====== INPUT RECORDS

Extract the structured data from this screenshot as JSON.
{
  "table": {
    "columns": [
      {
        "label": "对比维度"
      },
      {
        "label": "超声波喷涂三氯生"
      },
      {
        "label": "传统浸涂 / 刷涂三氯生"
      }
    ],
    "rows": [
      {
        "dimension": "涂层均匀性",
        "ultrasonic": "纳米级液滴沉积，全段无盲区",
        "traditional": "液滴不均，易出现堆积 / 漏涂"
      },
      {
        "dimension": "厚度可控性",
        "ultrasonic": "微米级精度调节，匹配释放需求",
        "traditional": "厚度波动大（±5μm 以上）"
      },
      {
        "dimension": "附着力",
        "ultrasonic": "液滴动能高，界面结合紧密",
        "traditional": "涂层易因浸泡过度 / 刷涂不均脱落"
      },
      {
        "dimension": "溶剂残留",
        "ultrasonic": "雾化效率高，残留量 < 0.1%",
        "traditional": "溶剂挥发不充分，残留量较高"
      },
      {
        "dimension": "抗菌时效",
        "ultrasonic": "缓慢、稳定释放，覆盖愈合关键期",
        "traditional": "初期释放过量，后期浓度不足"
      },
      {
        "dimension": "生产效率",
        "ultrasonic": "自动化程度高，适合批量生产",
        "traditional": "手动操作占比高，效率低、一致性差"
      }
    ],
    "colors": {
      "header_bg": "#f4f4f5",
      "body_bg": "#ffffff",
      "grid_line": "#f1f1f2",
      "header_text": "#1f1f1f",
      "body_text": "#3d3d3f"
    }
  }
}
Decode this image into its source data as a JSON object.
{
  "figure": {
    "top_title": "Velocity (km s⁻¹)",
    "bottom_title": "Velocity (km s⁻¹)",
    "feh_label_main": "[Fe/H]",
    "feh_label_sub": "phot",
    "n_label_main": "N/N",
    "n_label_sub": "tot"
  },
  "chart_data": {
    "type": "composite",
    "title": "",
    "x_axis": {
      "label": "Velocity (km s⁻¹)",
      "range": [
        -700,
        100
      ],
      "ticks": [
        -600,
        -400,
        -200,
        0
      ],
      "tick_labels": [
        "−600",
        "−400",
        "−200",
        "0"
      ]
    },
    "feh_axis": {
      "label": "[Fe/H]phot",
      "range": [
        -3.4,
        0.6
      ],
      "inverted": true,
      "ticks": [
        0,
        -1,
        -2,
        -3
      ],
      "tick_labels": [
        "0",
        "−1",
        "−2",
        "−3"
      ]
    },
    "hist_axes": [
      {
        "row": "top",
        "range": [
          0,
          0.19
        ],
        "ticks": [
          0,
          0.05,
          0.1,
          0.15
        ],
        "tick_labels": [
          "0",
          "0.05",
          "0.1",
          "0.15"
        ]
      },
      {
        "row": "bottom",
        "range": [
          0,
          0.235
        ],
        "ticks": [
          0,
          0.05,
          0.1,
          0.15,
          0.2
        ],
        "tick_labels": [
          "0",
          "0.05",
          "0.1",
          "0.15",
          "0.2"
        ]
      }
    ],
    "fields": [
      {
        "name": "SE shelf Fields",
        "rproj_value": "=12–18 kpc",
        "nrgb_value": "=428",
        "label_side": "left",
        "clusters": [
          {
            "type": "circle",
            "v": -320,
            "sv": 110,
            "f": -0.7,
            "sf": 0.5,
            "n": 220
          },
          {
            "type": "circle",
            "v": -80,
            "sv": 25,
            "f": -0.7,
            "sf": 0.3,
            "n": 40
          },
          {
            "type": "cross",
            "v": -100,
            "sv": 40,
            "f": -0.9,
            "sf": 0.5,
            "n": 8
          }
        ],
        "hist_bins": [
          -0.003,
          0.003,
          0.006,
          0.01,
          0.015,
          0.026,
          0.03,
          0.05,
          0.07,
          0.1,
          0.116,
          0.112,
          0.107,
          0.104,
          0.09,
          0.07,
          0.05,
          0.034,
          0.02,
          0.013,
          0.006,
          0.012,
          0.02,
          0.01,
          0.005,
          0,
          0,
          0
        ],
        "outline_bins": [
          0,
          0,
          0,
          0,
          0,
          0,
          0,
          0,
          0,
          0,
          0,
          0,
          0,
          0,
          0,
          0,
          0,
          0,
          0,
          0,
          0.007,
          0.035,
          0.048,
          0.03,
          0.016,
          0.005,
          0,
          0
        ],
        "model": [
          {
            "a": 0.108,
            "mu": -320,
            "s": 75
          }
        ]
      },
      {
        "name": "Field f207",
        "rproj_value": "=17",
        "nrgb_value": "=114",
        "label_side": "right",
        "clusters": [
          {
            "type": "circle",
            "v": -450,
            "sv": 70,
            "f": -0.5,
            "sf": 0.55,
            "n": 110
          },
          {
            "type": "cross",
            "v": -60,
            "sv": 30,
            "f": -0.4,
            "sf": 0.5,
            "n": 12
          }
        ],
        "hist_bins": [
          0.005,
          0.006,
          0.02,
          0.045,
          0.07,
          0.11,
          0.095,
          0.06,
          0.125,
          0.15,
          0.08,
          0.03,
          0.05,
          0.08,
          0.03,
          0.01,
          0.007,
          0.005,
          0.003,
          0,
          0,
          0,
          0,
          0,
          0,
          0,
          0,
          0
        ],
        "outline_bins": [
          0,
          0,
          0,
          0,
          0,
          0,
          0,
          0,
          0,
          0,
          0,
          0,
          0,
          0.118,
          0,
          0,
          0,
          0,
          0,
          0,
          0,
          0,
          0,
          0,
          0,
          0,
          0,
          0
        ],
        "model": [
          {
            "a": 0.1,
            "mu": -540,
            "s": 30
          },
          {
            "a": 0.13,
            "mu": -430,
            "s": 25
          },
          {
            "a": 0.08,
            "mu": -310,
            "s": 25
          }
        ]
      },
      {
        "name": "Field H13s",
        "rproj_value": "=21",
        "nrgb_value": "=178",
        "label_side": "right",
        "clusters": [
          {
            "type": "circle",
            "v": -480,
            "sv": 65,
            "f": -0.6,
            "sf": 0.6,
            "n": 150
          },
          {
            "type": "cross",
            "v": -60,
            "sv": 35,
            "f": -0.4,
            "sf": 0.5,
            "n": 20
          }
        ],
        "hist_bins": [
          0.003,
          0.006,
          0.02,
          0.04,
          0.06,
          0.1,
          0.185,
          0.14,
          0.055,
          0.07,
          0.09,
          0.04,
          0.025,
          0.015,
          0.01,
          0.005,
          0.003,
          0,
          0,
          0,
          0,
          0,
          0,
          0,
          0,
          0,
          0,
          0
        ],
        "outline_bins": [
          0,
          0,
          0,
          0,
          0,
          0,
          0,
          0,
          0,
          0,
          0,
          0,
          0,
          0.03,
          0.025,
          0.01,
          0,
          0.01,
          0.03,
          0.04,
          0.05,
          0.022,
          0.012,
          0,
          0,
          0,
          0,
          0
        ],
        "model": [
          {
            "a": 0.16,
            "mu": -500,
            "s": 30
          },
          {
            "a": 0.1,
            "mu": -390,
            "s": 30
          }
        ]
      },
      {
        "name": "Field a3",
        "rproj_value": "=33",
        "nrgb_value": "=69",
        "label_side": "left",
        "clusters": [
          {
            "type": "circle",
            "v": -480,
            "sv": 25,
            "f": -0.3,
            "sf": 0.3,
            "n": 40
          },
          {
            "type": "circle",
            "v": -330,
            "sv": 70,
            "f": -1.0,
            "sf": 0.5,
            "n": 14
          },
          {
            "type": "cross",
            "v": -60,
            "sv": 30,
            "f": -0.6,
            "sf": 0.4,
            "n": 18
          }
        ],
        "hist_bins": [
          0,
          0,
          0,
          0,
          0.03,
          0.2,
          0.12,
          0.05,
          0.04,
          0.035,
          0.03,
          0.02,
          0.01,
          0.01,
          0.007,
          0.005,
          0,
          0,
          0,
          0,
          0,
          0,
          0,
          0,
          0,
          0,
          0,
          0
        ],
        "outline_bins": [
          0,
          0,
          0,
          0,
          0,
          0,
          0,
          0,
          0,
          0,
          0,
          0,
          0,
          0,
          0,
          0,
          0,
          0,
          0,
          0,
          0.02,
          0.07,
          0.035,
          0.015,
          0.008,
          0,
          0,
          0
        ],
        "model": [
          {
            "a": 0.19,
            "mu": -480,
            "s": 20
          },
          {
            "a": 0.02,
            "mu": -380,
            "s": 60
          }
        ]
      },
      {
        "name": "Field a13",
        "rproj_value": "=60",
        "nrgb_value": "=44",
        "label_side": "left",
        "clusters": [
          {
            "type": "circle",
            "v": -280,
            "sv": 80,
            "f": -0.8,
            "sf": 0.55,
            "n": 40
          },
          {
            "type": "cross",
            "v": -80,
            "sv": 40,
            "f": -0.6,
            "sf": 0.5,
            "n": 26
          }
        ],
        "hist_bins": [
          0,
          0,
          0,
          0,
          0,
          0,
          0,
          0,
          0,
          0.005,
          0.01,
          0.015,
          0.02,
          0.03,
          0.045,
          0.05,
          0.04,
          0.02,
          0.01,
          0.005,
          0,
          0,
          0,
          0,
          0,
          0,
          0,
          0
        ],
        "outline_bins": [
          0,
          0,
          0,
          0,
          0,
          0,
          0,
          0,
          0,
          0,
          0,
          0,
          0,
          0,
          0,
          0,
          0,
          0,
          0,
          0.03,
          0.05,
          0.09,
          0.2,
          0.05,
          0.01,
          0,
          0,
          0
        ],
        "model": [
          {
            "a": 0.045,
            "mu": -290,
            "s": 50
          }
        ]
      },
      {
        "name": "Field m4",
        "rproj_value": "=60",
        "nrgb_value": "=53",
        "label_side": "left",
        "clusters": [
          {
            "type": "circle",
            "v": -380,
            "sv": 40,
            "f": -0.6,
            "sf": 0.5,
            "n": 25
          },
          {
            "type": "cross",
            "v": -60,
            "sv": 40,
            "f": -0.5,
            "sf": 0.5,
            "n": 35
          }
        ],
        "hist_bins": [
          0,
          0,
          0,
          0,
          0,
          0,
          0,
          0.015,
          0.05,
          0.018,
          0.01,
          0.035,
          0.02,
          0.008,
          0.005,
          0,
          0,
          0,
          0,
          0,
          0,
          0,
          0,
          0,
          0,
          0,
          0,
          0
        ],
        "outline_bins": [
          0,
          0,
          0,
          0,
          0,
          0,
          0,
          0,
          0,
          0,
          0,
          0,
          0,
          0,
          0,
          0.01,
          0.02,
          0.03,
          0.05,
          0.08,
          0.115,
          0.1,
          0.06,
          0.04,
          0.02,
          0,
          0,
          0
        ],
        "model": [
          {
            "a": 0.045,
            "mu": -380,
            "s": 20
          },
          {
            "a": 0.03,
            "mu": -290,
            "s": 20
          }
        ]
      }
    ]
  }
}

============

INSTRUCTION. Pick out each line above that includes "name" and show it.

TASK SOLUTION.
        "name": "SE shelf Fields",
        "name": "Field f207",
        "name": "Field H13s",
        "name": "Field a3",
        "name": "Field a13",
        "name": "Field m4",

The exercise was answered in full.